**WORK TO COMPLETE:**
Set down each line of the data exactly, but not the pictures.

**STORED DATA:**
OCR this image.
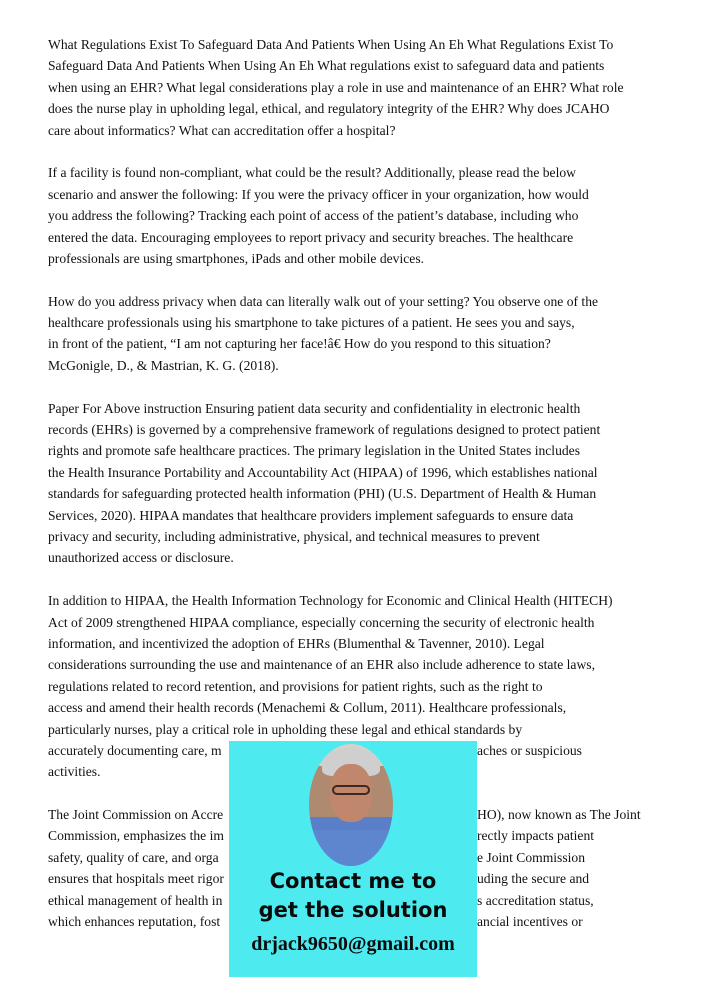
What Regulations Exist To Safeguard Data And Patients When Using An Eh What Regulations Exist To
Safeguard Data And Patients When Using An Eh What regulations exist to safeguard data and patients
when using an EHR? What legal considerations play a role in use and maintenance of an EHR? What role
does the nurse play in upholding legal, ethical, and regulatory integrity of the EHR? Why does JCAHO
care about informatics? What can accreditation offer a hospital?
If a facility is found non-compliant, what could be the result? Additionally, please read the below
scenario and answer the following: If you were the privacy officer in your organization, how would
you address the following? Tracking each point of access of the patient’s database, including who
entered the data. Encouraging employees to report privacy and security breaches. The healthcare
professionals are using smartphones, iPads and other mobile devices.
How do you address privacy when data can literally walk out of your setting? You observe one of the
healthcare professionals using his smartphone to take pictures of a patient. He sees you and says,
in front of the patient, “I am not capturing her face!â€ How do you respond to this situation?
McGonigle, D., & Mastrian, K. G. (2018).
Paper For Above instruction Ensuring patient data security and confidentiality in electronic health
records (EHRs) is governed by a comprehensive framework of regulations designed to protect patient
rights and promote safe healthcare practices. The primary legislation in the United States includes
the Health Insurance Portability and Accountability Act (HIPAA) of 1996, which establishes national
standards for safeguarding protected health information (PHI) (U.S. Department of Health & Human
Services, 2020). HIPAA mandates that healthcare providers implement safeguards to ensure data
privacy and security, including administrative, physical, and technical measures to prevent
unauthorized access or disclosure.
In addition to HIPAA, the Health Information Technology for Economic and Clinical Health (HITECH)
Act of 2009 strengthened HIPAA compliance, especially concerning the security of electronic health
information, and incentivized the adoption of EHRs (Blumenthal & Tavenner, 2010). Legal
considerations surrounding the use and maintenance of an EHR also include adherence to state laws,
regulations related to record retention, and provisions for patient rights, such as the right to
access and amend their health records (Menachemi & Collum, 2011). Healthcare professionals,
particularly nurses, play a critical role in upholding these legal and ethical standards by
accurately documenting care, m	aches or suspicious
activities.
The Joint Commission on Accre	HO), now known as The Joint
Commission, emphasizes the im	rectly impacts patient
safety, quality of care, and orga	e Joint Commission
ensures that hospitals meet rigor	uding the secure and
ethical management of health in	s accreditation status,
which enhances reputation, fost	ancial incentives or
Contact me to
get the solution
drjack9650@gmail.com
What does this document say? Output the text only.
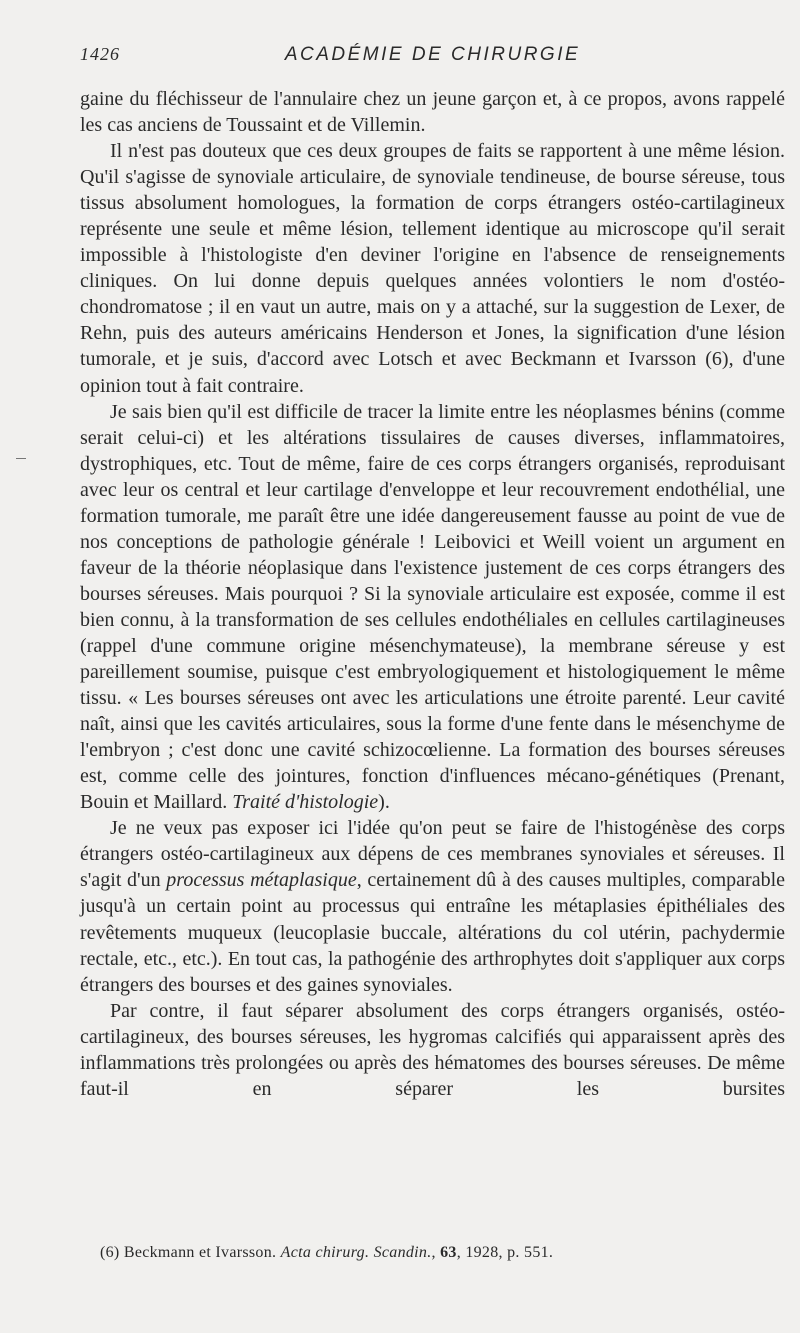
1426	ACADÉMIE DE CHIRURGIE

gaine du fléchisseur de l'annulaire chez un jeune garçon et, à ce propos, avons rappelé les cas anciens de Toussaint et de Villemin.

Il n'est pas douteux que ces deux groupes de faits se rapportent à une même lésion. Qu'il s'agisse de synoviale articulaire, de synoviale tendineuse, de bourse séreuse, tous tissus absolument homologues, la formation de corps étrangers ostéo-cartilagineux représente une seule et même lésion, tellement identique au microscope qu'il serait impossible à l'histologiste d'en deviner l'origine en l'absence de renseignements cliniques. On lui donne depuis quelques années volontiers le nom d'ostéo-chondromatose ; il en vaut un autre, mais on y a attaché, sur la suggestion de Lexer, de Rehn, puis des auteurs américains Henderson et Jones, la signification d'une lésion tumorale, et je suis, d'accord avec Lotsch et avec Beckmann et Ivarsson (6), d'une opinion tout à fait contraire.

Je sais bien qu'il est difficile de tracer la limite entre les néoplasmes bénins (comme serait celui-ci) et les altérations tissulaires de causes diverses, inflammatoires, dystrophiques, etc. Tout de même, faire de ces corps étrangers organisés, reproduisant avec leur os central et leur cartilage d'enveloppe et leur recouvrement endothélial, une formation tumorale, me paraît être une idée dangereusement fausse au point de vue de nos conceptions de pathologie générale ! Leibovici et Weill voient un argument en faveur de la théorie néoplasique dans l'existence justement de ces corps étrangers des bourses séreuses. Mais pourquoi ? Si la synoviale articulaire est exposée, comme il est bien connu, à la transformation de ses cellules endothéliales en cellules cartilagineuses (rappel d'une commune origine mésenchymateuse), la membrane séreuse y est pareillement soumise, puisque c'est embryologiquement et histologiquement le même tissu. « Les bourses séreuses ont avec les articulations une étroite parenté. Leur cavité naît, ainsi que les cavités articulaires, sous la forme d'une fente dans le mésenchyme de l'embryon ; c'est donc une cavité schizocœlienne. La formation des bourses séreuses est, comme celle des jointures, fonction d'influences mécano-génétiques (Prenant, Bouin et Maillard. Traité d'histologie).

Je ne veux pas exposer ici l'idée qu'on peut se faire de l'histogénèse des corps étrangers ostéo-cartilagineux aux dépens de ces membranes synoviales et séreuses. Il s'agit d'un processus métaplasique, certainement dû à des causes multiples, comparable jusqu'à un certain point au processus qui entraîne les métaplasies épithéliales des revêtements muqueux (leucoplasie buccale, altérations du col utérin, pachydermie rectale, etc., etc.). En tout cas, la pathogénie des arthrophytes doit s'appliquer aux corps étrangers des bourses et des gaines synoviales.

Par contre, il faut séparer absolument des corps étrangers organisés, ostéo-cartilagineux, des bourses séreuses, les hygromas calcifiés qui apparaissent après des inflammations très prolongées ou après des hématomes des bourses séreuses. De même faut-il en séparer les bursites

(6) Beckmann et Ivarsson. Acta chirurg. Scandin., 63, 1928, p. 551.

**YOUR SOLUTION:**
OCR this image.
What Regulations Exist To Safeguard Data And Patients When Using An Eh What Regulations Exist To
Safeguard Data And Patients When Using An Eh What regulations exist to safeguard data and patients
when using an EHR? What legal considerations play a role in use and maintenance of an EHR? What role
does the nurse play in upholding legal, ethical, and regulatory integrity of the EHR? Why does JCAHO
care about informatics? What can accreditation offer a hospital?
If a facility is found non-compliant, what could be the result? Additionally, please read the below
scenario and answer the following: If you were the privacy officer in your organization, how would
you address the following? Tracking each point of access of the patient’s database, including who
entered the data. Encouraging employees to report privacy and security breaches. The healthcare
professionals are using smartphones, iPads and other mobile devices.
How do you address privacy when data can literally walk out of your setting? You observe one of the
healthcare professionals using his smartphone to take pictures of a patient. He sees you and says,
in front of the patient, “I am not capturing her face!â€ How do you respond to this situation?
McGonigle, D., & Mastrian, K. G. (2018).
Paper For Above instruction Ensuring patient data security and confidentiality in electronic health
records (EHRs) is governed by a comprehensive framework of regulations designed to protect patient
rights and promote safe healthcare practices. The primary legislation in the United States includes
the Health Insurance Portability and Accountability Act (HIPAA) of 1996, which establishes national
standards for safeguarding protected health information (PHI) (U.S. Department of Health & Human
Services, 2020). HIPAA mandates that healthcare providers implement safeguards to ensure data
privacy and security, including administrative, physical, and technical measures to prevent
unauthorized access or disclosure.
In addition to HIPAA, the Health Information Technology for Economic and Clinical Health (HITECH)
Act of 2009 strengthened HIPAA compliance, especially concerning the security of electronic health
information, and incentivized the adoption of EHRs (Blumenthal & Tavenner, 2010). Legal
considerations surrounding the use and maintenance of an EHR also include adherence to state laws,
regulations related to record retention, and provisions for patient rights, such as the right to
access and amend their health records (Menachemi & Collum, 2011). Healthcare professionals,
particularly nurses, play a critical role in upholding these legal and ethical standards by
accurately documenting care, m	aches or suspicious
activities.
The Joint Commission on Accre	HO), now known as The Joint
Commission, emphasizes the im	rectly impacts patient
safety, quality of care, and orga	e Joint Commission
ensures that hospitals meet rigor	uding the secure and
ethical management of health in	s accreditation status,
which enhances reputation, fost	ancial incentives or
Contact me to
get the solution
drjack9650@gmail.com
What does this document say? Output the text only.
1426	ACADÉMIE DE CHIRURGIE

gaine du fléchisseur de l'annulaire chez un jeune garçon et, à ce propos, avons rappelé les cas anciens de Toussaint et de Villemin.

Il n'est pas douteux que ces deux groupes de faits se rapportent à une même lésion. Qu'il s'agisse de synoviale articulaire, de synoviale tendineuse, de bourse séreuse, tous tissus absolument homologues, la formation de corps étrangers ostéo-cartilagineux représente une seule et même lésion, tellement identique au microscope qu'il serait impossible à l'histologiste d'en deviner l'origine en l'absence de renseignements cliniques. On lui donne depuis quelques années volontiers le nom d'ostéo-chondromatose ; il en vaut un autre, mais on y a attaché, sur la suggestion de Lexer, de Rehn, puis des auteurs américains Henderson et Jones, la signification d'une lésion tumorale, et je suis, d'accord avec Lotsch et avec Beckmann et Ivarsson (6), d'une opinion tout à fait contraire.

Je sais bien qu'il est difficile de tracer la limite entre les néoplasmes bénins (comme serait celui-ci) et les altérations tissulaires de causes diverses, inflammatoires, dystrophiques, etc. Tout de même, faire de ces corps étrangers organisés, reproduisant avec leur os central et leur cartilage d'enveloppe et leur recouvrement endothélial, une formation tumorale, me paraît être une idée dangereusement fausse au point de vue de nos conceptions de pathologie générale ! Leibovici et Weill voient un argument en faveur de la théorie néoplasique dans l'existence justement de ces corps étrangers des bourses séreuses. Mais pourquoi ? Si la synoviale articulaire est exposée, comme il est bien connu, à la transformation de ses cellules endothéliales en cellules cartilagineuses (rappel d'une commune origine mésenchymateuse), la membrane séreuse y est pareillement soumise, puisque c'est embryologiquement et histologiquement le même tissu. « Les bourses séreuses ont avec les articulations une étroite parenté. Leur cavité naît, ainsi que les cavités articulaires, sous la forme d'une fente dans le mésenchyme de l'embryon ; c'est donc une cavité schizocœlienne. La formation des bourses séreuses est, comme celle des jointures, fonction d'influences mécano-génétiques (Prenant, Bouin et Maillard. Traité d'histologie).

Je ne veux pas exposer ici l'idée qu'on peut se faire de l'histogénèse des corps étrangers ostéo-cartilagineux aux dépens de ces membranes synoviales et séreuses. Il s'agit d'un processus métaplasique, certainement dû à des causes multiples, comparable jusqu'à un certain point au processus qui entraîne les métaplasies épithéliales des revêtements muqueux (leucoplasie buccale, altérations du col utérin, pachydermie rectale, etc., etc.). En tout cas, la pathogénie des arthrophytes doit s'appliquer aux corps étrangers des bourses et des gaines synoviales.

Par contre, il faut séparer absolument des corps étrangers organisés, ostéo-cartilagineux, des bourses séreuses, les hygromas calcifiés qui apparaissent après des inflammations très prolongées ou après des hématomes des bourses séreuses. De même faut-il en séparer les bursites

(6) Beckmann et Ivarsson. Acta chirurg. Scandin., 63, 1928, p. 551.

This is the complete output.